START Data for review

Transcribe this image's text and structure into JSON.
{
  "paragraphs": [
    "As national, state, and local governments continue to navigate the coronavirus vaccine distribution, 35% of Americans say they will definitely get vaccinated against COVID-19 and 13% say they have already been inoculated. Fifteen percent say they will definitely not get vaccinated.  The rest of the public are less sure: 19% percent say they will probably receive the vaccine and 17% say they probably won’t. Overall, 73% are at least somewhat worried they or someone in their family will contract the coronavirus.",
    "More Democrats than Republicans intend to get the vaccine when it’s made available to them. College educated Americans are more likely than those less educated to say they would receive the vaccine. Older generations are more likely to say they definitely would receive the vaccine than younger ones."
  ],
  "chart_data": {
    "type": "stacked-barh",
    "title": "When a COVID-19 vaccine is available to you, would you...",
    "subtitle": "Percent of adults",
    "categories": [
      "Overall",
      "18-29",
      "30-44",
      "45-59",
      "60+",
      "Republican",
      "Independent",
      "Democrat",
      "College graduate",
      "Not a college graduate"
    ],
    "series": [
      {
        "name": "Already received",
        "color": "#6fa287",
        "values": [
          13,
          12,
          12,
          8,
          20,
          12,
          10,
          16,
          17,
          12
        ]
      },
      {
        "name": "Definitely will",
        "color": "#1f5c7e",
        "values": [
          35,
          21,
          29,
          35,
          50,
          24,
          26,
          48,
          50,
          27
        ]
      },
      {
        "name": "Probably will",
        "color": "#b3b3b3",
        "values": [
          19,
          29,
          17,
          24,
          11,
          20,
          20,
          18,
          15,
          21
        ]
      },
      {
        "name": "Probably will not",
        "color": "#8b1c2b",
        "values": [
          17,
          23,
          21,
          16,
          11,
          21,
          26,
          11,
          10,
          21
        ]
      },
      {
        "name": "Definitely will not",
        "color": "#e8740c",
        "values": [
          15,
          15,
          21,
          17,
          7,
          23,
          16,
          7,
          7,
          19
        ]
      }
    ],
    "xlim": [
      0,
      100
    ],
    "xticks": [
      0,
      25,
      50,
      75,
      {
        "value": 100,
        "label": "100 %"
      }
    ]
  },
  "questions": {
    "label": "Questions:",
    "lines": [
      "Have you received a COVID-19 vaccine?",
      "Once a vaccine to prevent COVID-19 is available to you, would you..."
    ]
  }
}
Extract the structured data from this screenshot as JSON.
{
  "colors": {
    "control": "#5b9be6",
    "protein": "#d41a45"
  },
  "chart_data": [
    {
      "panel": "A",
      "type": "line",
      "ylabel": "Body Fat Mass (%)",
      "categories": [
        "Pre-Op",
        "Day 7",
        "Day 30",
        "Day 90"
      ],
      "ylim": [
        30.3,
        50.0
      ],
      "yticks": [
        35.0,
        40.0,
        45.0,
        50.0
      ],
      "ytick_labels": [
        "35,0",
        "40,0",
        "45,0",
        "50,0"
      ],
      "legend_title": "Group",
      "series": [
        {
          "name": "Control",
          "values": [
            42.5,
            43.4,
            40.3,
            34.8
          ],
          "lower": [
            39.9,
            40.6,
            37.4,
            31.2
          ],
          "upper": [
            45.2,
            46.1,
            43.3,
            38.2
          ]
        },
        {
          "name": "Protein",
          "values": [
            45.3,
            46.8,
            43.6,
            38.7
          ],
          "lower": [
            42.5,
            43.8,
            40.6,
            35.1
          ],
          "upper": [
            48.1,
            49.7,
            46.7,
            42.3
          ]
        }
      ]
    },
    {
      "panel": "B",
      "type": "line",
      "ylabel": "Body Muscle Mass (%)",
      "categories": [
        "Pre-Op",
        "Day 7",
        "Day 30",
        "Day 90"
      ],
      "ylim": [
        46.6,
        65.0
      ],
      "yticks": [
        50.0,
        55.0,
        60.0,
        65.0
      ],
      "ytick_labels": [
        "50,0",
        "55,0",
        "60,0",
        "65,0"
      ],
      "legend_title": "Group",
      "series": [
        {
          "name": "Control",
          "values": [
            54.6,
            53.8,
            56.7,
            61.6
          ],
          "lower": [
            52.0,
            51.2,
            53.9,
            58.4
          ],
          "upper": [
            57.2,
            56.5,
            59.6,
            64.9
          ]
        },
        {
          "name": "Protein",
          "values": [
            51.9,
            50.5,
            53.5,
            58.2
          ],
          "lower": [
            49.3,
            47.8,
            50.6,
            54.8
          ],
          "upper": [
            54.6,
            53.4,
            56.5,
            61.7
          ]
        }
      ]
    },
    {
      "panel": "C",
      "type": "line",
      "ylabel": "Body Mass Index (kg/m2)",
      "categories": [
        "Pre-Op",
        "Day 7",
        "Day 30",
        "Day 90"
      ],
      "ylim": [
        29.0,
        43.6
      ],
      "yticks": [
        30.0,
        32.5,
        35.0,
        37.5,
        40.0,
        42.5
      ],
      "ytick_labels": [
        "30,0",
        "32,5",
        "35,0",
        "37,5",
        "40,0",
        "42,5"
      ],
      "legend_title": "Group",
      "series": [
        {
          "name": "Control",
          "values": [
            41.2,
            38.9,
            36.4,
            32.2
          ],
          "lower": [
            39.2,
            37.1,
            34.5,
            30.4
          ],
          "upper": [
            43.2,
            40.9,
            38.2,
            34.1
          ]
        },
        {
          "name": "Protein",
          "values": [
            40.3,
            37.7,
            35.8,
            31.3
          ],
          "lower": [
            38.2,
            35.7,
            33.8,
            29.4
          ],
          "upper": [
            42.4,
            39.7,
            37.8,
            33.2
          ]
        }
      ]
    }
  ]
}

END Data for review

* **Task to carry out**: For each line of the data that includes the word "Mass", return a copy of it.

* **The answer**:
      "ylabel": "Body Fat Mass (%)",
      "ylabel": "Body Muscle Mass (%)",
      "ylabel": "Body Mass Index (kg/m2)",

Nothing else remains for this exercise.